- REQUIRED TASKS
a. In the thread about an Apple payments service, which two executives did Apple reportedly assign to get the payments business off the ground?
b. Please print the lines from the records, beginning at the line that has "- data-point: [504, 492, 510, 504]" and stopping after the line that has "- data-point: [230, 494, 236, 504]".

# What an Apple payments service would mean for consumers, developers & merchants



## Kid_Eternity (Jan 27, 2014)

Clearly mobile payments are going to be a thing and will probably replace credit cards etc one day but just how will it work? Over at GigaOm they have some interesting thoughts on one companies possible approach...



> Every owner of an iPhone, iPad and iPod Touch has an Apple ID, and the majority of those IDs are directly linked to a credit or debit card. If Apple were to use that Apple ID as a baseline credential for a mobile payments service, it would have a tremendous advantage in the world of financial services.
> 
> That’s exactly what Apple plans to do, according to a _Wall Street Journal_ report, and the company reportedly assigned two of its prominent executives, iTunes and App Store chief Eddy Cue and online retail head Jennifer Bailey, to get that payments business off the ground.



Read the full article here, go on I dare ya!


----------



## Sunray (Jan 29, 2014)

Unless its backed by most if not all the major retail banks its a non starter in this country.

I refer you to paywave.  This is starting to take off now, because the banks replaced everybody's cards with new pay wave card.


----------



## mwgdrwg (Jan 29, 2014)

They'd better put NFC in their phones then.


----------



## UnderAnOpenSky (Jan 29, 2014)

Will they let me have an apple ID on my android device? I doubt it. If you're going to exclude a lot of customers from the start, why should companies start using it?


----------



## editor (Jan 29, 2014)

Global Stoner said:


> Will they let me have an apple ID on my android device? I doubt it. If you're going to exclude a lot of customers from the start, why should companies start using it?


It'll be Apple only of course so will have little impact on the majority of users.


----------



## UnderAnOpenSky (Jan 29, 2014)

I'm still not sure the advantage of using my phone to pay for things over my cards.


----------



## Mr Smin (Jan 29, 2014)

Global Stoner said:


> I'm still not sure the advantage of using my phone to pay for things over my cards.



Not necessarily an advantage, just an alternative. I've seen lots of people in London put their Oyster card inside their phone case, giving the same-ish effect.

In the AppStore, Apple take a big cut of purchases. That's not likely to carry over to the wider world.


----------



## UnderAnOpenSky (Jan 29, 2014)

I'm not adverse to using my phone to pay for stuff, but there's got to be an advantage. Otherwise what's the point in switching?


----------



## UnderAnOpenSky (Jan 29, 2014)

What I would like is an easier, more universal system, that is also secure for payments to mates and the like. I know there are ways of doing it, but something that was almost ubiquitous would be good.


----------



## RedDragon (Jan 29, 2014)

- EXTRACTED ENTRIES

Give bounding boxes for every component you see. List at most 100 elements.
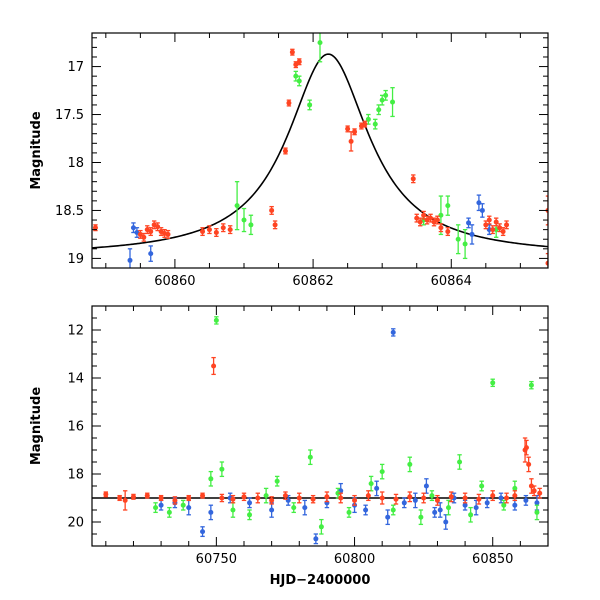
- data-point: [504, 492, 510, 504]
- point-marker: [172, 497, 178, 503]
- point-marker: [234, 203, 240, 209]
- ticks: [92, 33, 548, 269]
- data-point: [537, 487, 543, 499]
- data-point: [282, 491, 288, 500]
- data-point: [498, 492, 504, 504]
- point-marker: [180, 502, 186, 508]
- data-point: [103, 491, 109, 498]
- data-point: [230, 494, 236, 504]
- data-point: [390, 504, 396, 516]
- point-marker: [296, 495, 302, 501]
- data-point: [545, 252, 548, 268]
- point-marker: [490, 227, 496, 233]
- point-marker: [247, 512, 253, 518]
- point-marker: [247, 500, 253, 506]
- data-point: [200, 526, 206, 538]
- data-point: [302, 499, 308, 516]
- data-point: [445, 227, 451, 237]
- data-point: [469, 224, 475, 245]
- data-point: [165, 229, 171, 239]
- point-marker: [211, 363, 217, 369]
- data-point: [317, 33, 323, 63]
- point-marker: [468, 512, 474, 518]
- point-marker: [317, 40, 323, 46]
- point-marker: [141, 234, 147, 240]
- point-marker: [417, 219, 423, 225]
- data-point: [479, 480, 485, 492]
- data-point: [455, 224, 461, 255]
- point-marker: [241, 494, 247, 500]
- data-point: [379, 463, 385, 480]
- point-marker: [531, 488, 537, 494]
- point-marker: [423, 483, 429, 489]
- data-point: [365, 113, 371, 125]
- panel-2: 60750 60800 60850 12 14 16 18 20 Magnitude HJD−24…: [29, 305, 549, 588]
- point-marker: [479, 483, 485, 489]
- point-marker: [293, 62, 299, 68]
- x-tick-label: 60862: [292, 274, 333, 289]
- point-marker: [390, 507, 396, 513]
- data-point: [148, 227, 154, 237]
- data-point: [117, 494, 123, 502]
- data-point: [412, 492, 418, 509]
- x-tick-label: 60860: [154, 274, 195, 289]
- point-marker: [526, 461, 532, 467]
- point-marker: [368, 481, 374, 487]
- panel-1: 60860 60862 60864 17 17.5 18 18.5 19 Magnitude: [29, 32, 549, 289]
- point-marker: [483, 222, 489, 228]
- data-point: [293, 70, 299, 82]
- point-marker: [523, 497, 529, 503]
- point-marker: [158, 495, 164, 501]
- point-marker: [137, 231, 143, 237]
- point-marker: [545, 260, 548, 266]
- point-marker: [393, 496, 399, 502]
- data-point: [158, 499, 164, 511]
- data-point: [490, 225, 496, 235]
- point-marker: [372, 121, 378, 127]
- data-point: [310, 494, 316, 504]
- data-point: [424, 215, 430, 225]
- data-point: [269, 205, 275, 215]
- point-marker: [493, 219, 499, 225]
- point-marker: [421, 495, 427, 501]
- data-point: [153, 502, 159, 514]
- point-marker: [479, 207, 485, 213]
- point-marker: [407, 461, 413, 467]
- point-marker: [486, 227, 492, 233]
- y-tick-label: 17.5: [55, 108, 84, 123]
- point-marker: [241, 217, 247, 223]
- data-point: [291, 502, 297, 514]
- point-marker: [497, 225, 503, 231]
- point-marker: [200, 229, 206, 235]
- data-point: [534, 504, 540, 521]
- point-marker: [390, 329, 396, 335]
- point-marker: [289, 49, 295, 55]
- point-marker: [213, 317, 219, 323]
- data-point: [158, 494, 164, 502]
- data-point: [324, 491, 330, 503]
- data-point: [407, 491, 413, 503]
- data-point: [137, 229, 143, 239]
- data-point: [289, 48, 295, 56]
- data-point: [376, 104, 382, 116]
- point-marker: [512, 485, 518, 491]
- point-marker: [302, 505, 308, 511]
- point-marker: [385, 514, 391, 520]
- data-point: [462, 492, 468, 504]
- data-point: [269, 496, 275, 505]
- x-tick-label: 60800: [334, 552, 375, 567]
- data-point: [483, 220, 489, 230]
- data-point: [318, 518, 324, 535]
- point-marker: [206, 227, 212, 233]
- point-marker: [462, 241, 468, 247]
- point-marker: [346, 509, 352, 515]
- y-axis-label: Magnitude: [29, 111, 44, 190]
- point-marker: [313, 536, 319, 542]
- y-tick-label: 14: [67, 372, 84, 387]
- data-point: [410, 174, 416, 184]
- point-marker: [534, 509, 540, 515]
- point-marker: [429, 493, 435, 499]
- data-point: [200, 227, 206, 237]
- point-marker: [269, 497, 275, 503]
- y-tick-label: 18.5: [55, 204, 84, 219]
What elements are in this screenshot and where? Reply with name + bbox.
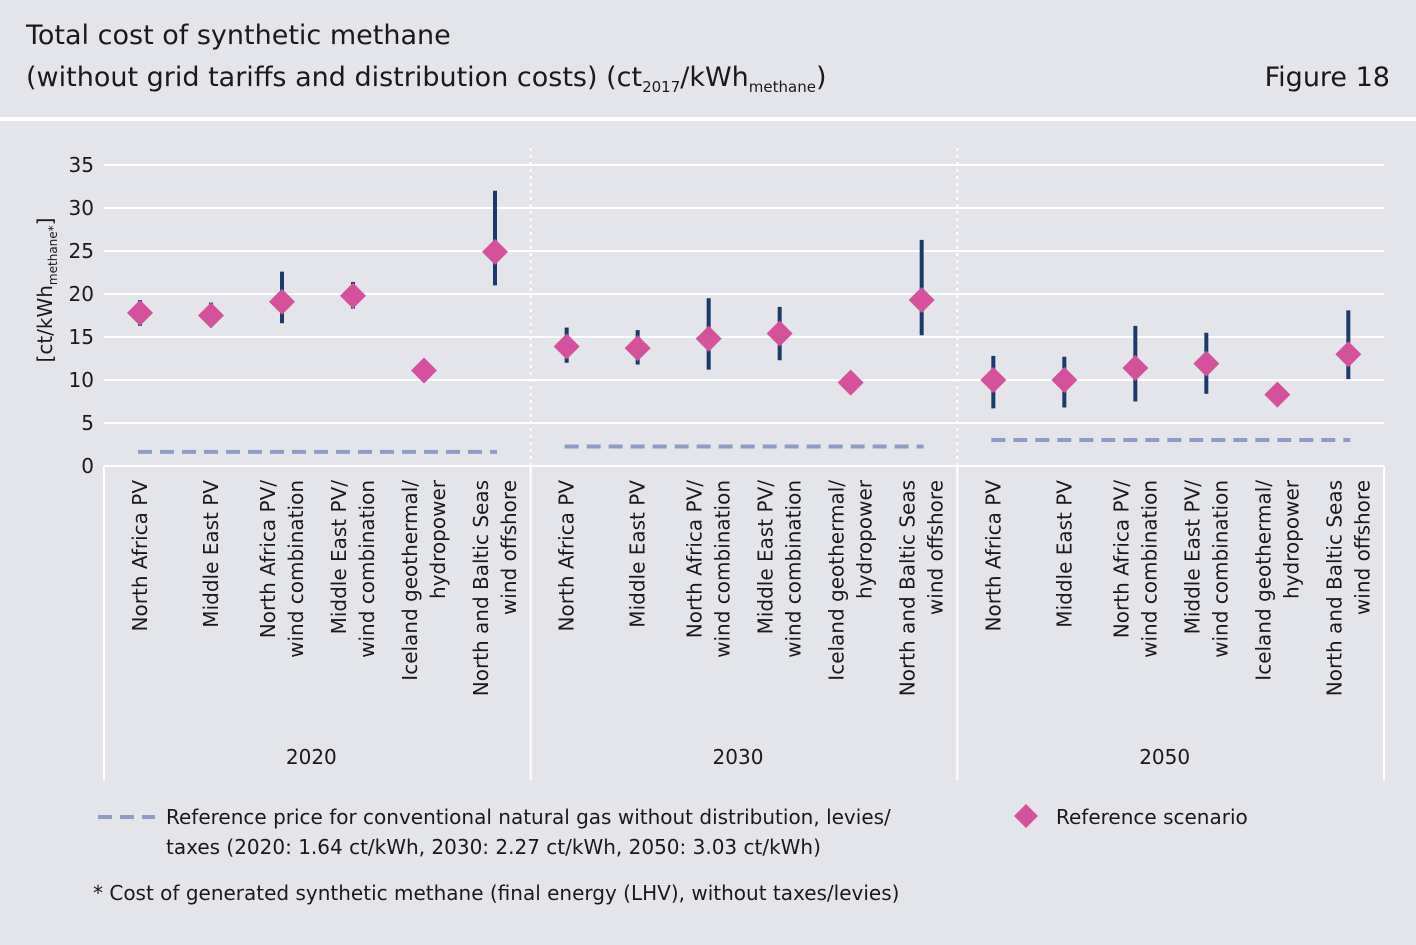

- SOLUTIONS PER TASK
a. Eddy Cue, the iTunes and App Store chief, and Jennifer Bailey, the online retail head.

b.
- data-point: [504, 492, 510, 504]
- point-marker: [172, 497, 178, 503]
- point-marker: [234, 203, 240, 209]
- ticks: [92, 33, 548, 269]
- data-point: [537, 487, 543, 499]
- data-point: [282, 491, 288, 500]
- data-point: [498, 492, 504, 504]
- point-marker: [180, 502, 186, 508]
- data-point: [103, 491, 109, 498]
- data-point: [230, 494, 236, 504]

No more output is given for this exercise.